**Selected text:**
This virtual book tour is presented by Bewitching Book Tours.
You can see the entire tour schedule by clicking HERE.
You can see my review by clicking HERE.
Welcome to The Wormhole and my day on the tour.
It is my pleasure to feature Death by Chocolate and a guest post from author Lucy Swing!
My name is Lucy Swing and I am a YA Paranormal/ Romance author. I was originally born in Argentine, from Italian descent, and moved to the Sunny state of Florida when I was 17.
Thanks to my mother, who reads as much as me – if not more, I became a fanatic of books. I first remember enjoying everything that was stamped with R.L. Stine (Fear Street and Goosebumps) Then I went on to the likes of Danielle Steel and Nora Roberts, thanks to my mom. But I am happy to say that I have finally found MY genre and that is, of course, YA.
I am an absolute book hoarder and must always have a book at arms distance. Music is my muse, and there is always a soundtrack that plays along my life.
I have just finished my first book, "Feathermore" (first of many!) and I am also a part of "Death by Chocolate," an anthology consisting of 6 fantastic YA short stories with a chocolaty twist. Death by Chocolate was released on February 14th, 2012!
I live in Naples, FL with my husband, our two wild children and two even wilder pups!
Beverly, thank you so much for having me here today!
Working on Death by Chocolate was a really amazing experience, but what was best about it is that, as the chocoholic that I am, I used this story as an excuse to try every single type of chocolate.
Although I did not use it in my story, my favorites were the chocolate truffles. I made two types of these, the ganache ones and a cake based one. In my opinion, I liked the cake ones better as they were not too heavy on the chocolate. I can eat chocolate all day long, but I hate it when I need to have a glass of milk or water to wash it down.

**Information supplied:**
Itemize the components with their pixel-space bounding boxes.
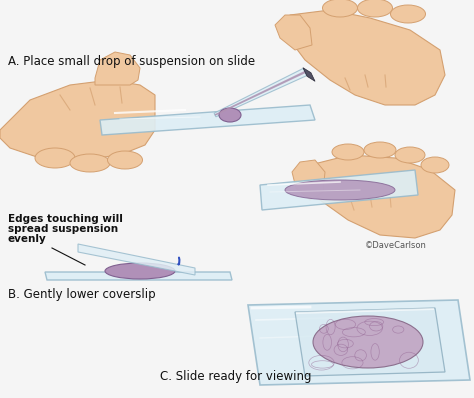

**Exercise task:** In the book tour guest post, which of the two kinds of chocolate truffles did Lucy Swing like better?

**Exercise answer:** She liked the cake-based truffles better because they were not too heavy on the chocolate.